Brief A:
Answer these questions from the NewLeaf article:
(i) How much does the second source say NewLeaf owes him for consulting?
(ii) On what date were NewLeaf's first flights originally set to take off?
(iii) What did NewLeaf start calling itself instead of an airline?

Supplied text:
####################

Dacko vigorously disagrees this has anything to do with financial issues.
"The thing that seems outrageous is that there's some sort of correlation between [the accusation of unpaid invoices] and the success of our business. Canadians from coast to coast have absolutely, overwhelmingly supported [NewLeaf] and purchased our tickets," Dacko said.
But another source who said he is owed more than $55,000 by NewLeaf for business management and business strategy consulting said NewLeaf never questioned his invoice.
"The response was basically we're waiting for the money to come in. As soon as the money comes in you'll be paid." says the source, who says he has emails to that effect from NewLeaf CEO Jim Young.
"I feel deceived."
"I never got notified they were disputing." says the source.
"I honestly don't think they have the money."
This is the latest in a series of stumbling blocks for NewLeaf.
The company announced last year that it would offer tickets at rock bottom prices for flights between seven smaller Canadian airports such as Hamilton, Abbotsford, B.C., Halifax and Saskatoon.
The first flights were set to take off Jan. 6, but that was delayed until February. The company then cancelled its scheduled flights and refunded tickets, amid a Canadian Transportation Agency (CTA) review of the operating licences for indirect air service carriers such as NewLeaf.
NewLeaf started referring to itself as a ticket reseller instead of an airline.
That got NewLeaf around CTA rules that would require the company to hold its own operating licence as an airline.
The Canadian Transportation Agency signed off on NewLeaf's business model in March, and last month the company said it was ready for takeoff with flights starting July 25 between 12 Canadian cities.
This despite the fact the CTA decision to grant that permission could still be appealed in Federal Court of Appeal.
Meanwhile, Hessie Jones said she's consulted a lawyer.
"And he's told me we will probably proceed with legal action," she said.
"But at the end of the day, I'm a small business, I can't necessarily afford to sue a big company like that. So I want to be able to settle this amicably if we can."
The other consultant said he has no qualms about taking legal action.
"If anything, they owe me more than what I've claimed. So I will take a stronger course of action if they keep going that way," he said.

####################

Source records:
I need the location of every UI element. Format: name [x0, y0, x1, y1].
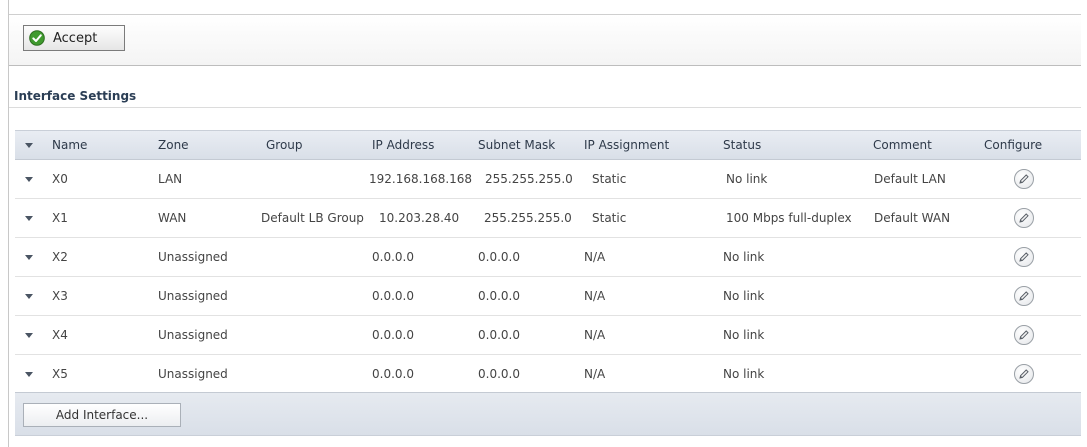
table-header: Name Zone Group IP Address Subnet Mask I… [15, 130, 1081, 160]
accept-label: Accept [53, 30, 98, 46]
table-row: X2 Unassigned 0.0.0.0 0.0.0.0 N/A No lin… [15, 238, 1081, 277]
cell-comment: Default LAN [874, 172, 946, 186]
cell-subnet-mask: 0.0.0.0 [478, 289, 520, 303]
table-footer: Add Interface... [15, 392, 1081, 436]
section-divider [9, 107, 1081, 108]
pencil-icon [1019, 174, 1029, 184]
caret-down-icon[interactable] [25, 255, 33, 260]
pencil-icon [1019, 330, 1029, 340]
cell-zone: LAN [158, 172, 183, 186]
configure-button[interactable] [1014, 169, 1034, 189]
table-row: X0 LAN 192.168.168.168 255.255.255.0 Sta… [15, 160, 1081, 199]
column-header-name[interactable]: Name [52, 138, 87, 152]
pencil-icon [1019, 369, 1029, 379]
section-title: Interface Settings [14, 89, 137, 103]
cell-name: X4 [52, 328, 68, 342]
cell-status: No link [723, 328, 765, 342]
cell-zone: Unassigned [158, 250, 228, 264]
check-circle-icon [29, 30, 45, 46]
table-row: X4 Unassigned 0.0.0.0 0.0.0.0 N/A No lin… [15, 316, 1081, 355]
caret-down-icon[interactable] [25, 216, 33, 221]
cell-name: X1 [52, 211, 68, 225]
cell-zone: Unassigned [158, 328, 228, 342]
caret-down-icon[interactable] [25, 177, 33, 182]
cell-zone: Unassigned [158, 289, 228, 303]
column-header-zone[interactable]: Zone [158, 138, 189, 152]
cell-ip-address: 192.168.168.168 [369, 172, 473, 186]
cell-name: X2 [52, 250, 68, 264]
configure-button[interactable] [1014, 364, 1034, 384]
pencil-icon [1019, 213, 1029, 223]
pencil-icon [1019, 252, 1029, 262]
add-interface-button[interactable]: Add Interface... [23, 403, 181, 427]
table-row: X5 Unassigned 0.0.0.0 0.0.0.0 N/A No lin… [15, 355, 1081, 394]
cell-name: X5 [52, 367, 68, 381]
table-row: X3 Unassigned 0.0.0.0 0.0.0.0 N/A No lin… [15, 277, 1081, 316]
configure-button[interactable] [1014, 325, 1034, 345]
cell-status: 100 Mbps full-duplex [726, 211, 852, 225]
caret-down-icon[interactable] [25, 294, 33, 299]
column-header-ip-address[interactable]: IP Address [372, 138, 434, 152]
cell-ip-assignment: N/A [584, 250, 606, 264]
cell-ip-address: 0.0.0.0 [372, 367, 414, 381]
configure-button[interactable] [1014, 208, 1034, 228]
interface-table: Name Zone Group IP Address Subnet Mask I… [15, 130, 1081, 394]
left-border [8, 0, 9, 447]
cell-status: No link [726, 172, 768, 186]
cell-status: No link [723, 250, 765, 264]
cell-subnet-mask: 0.0.0.0 [478, 250, 520, 264]
cell-comment: Default WAN [874, 211, 951, 225]
cell-zone: Unassigned [158, 367, 228, 381]
cell-status: No link [723, 367, 765, 381]
cell-subnet-mask: 0.0.0.0 [478, 328, 520, 342]
caret-down-icon[interactable] [25, 143, 33, 148]
cell-ip-address: 0.0.0.0 [372, 328, 414, 342]
cell-ip-address: 0.0.0.0 [372, 289, 414, 303]
cell-ip-address: 10.203.28.40 [379, 211, 460, 225]
table-row: X1 WAN Default LB Group 10.203.28.40 255… [15, 199, 1081, 238]
cell-subnet-mask: 255.255.255.0 [485, 172, 573, 186]
cell-subnet-mask: 0.0.0.0 [478, 367, 520, 381]
cell-ip-assignment: N/A [584, 328, 606, 342]
cell-status: No link [723, 289, 765, 303]
caret-down-icon[interactable] [25, 333, 33, 338]
column-header-ip-assignment[interactable]: IP Assignment [584, 138, 669, 152]
column-header-status[interactable]: Status [723, 138, 761, 152]
cell-ip-assignment: N/A [584, 367, 606, 381]
accept-button[interactable]: Accept [23, 25, 125, 51]
cell-name: X3 [52, 289, 68, 303]
cell-subnet-mask: 255.255.255.0 [484, 211, 572, 225]
toolbar: Accept [9, 14, 1081, 66]
cell-name: X0 [52, 172, 68, 186]
column-header-group[interactable]: Group [266, 138, 303, 152]
cell-ip-assignment: Static [592, 211, 627, 225]
cell-zone: WAN [158, 211, 187, 225]
configure-button[interactable] [1014, 286, 1034, 306]
pencil-icon [1019, 291, 1029, 301]
cell-ip-address: 0.0.0.0 [372, 250, 414, 264]
caret-down-icon[interactable] [25, 372, 33, 377]
column-header-configure[interactable]: Configure [984, 138, 1042, 152]
cell-ip-assignment: Static [592, 172, 627, 186]
column-header-subnet-mask[interactable]: Subnet Mask [478, 138, 555, 152]
configure-button[interactable] [1014, 247, 1034, 267]
column-header-comment[interactable]: Comment [873, 138, 932, 152]
cell-ip-assignment: N/A [584, 289, 606, 303]
cell-group: Default LB Group [261, 211, 364, 225]
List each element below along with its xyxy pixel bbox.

####################

Brief B:
Copy out word for word the stretch of the source records from the line containing "table-header: Name Zone" through the line containing "pencil-icon [1019, 174, 1029, 184]".

Worked solution A:
(i) More than $55,000.
(ii) Jan. 6.
(iii) A ticket reseller.

Worked solution B:
table-header: Name Zone Group IP Address Subnet Mask I… [15, 130, 1081, 160]
accept-label: Accept [53, 30, 98, 46]
table-row: X2 Unassigned 0.0.0.0 0.0.0.0 N/A No lin… [15, 238, 1081, 277]
cell-comment: Default LAN [874, 172, 946, 186]
cell-subnet-mask: 0.0.0.0 [478, 289, 520, 303]
table-footer: Add Interface... [15, 392, 1081, 436]
section-divider [9, 107, 1081, 108]
pencil-icon [1019, 174, 1029, 184]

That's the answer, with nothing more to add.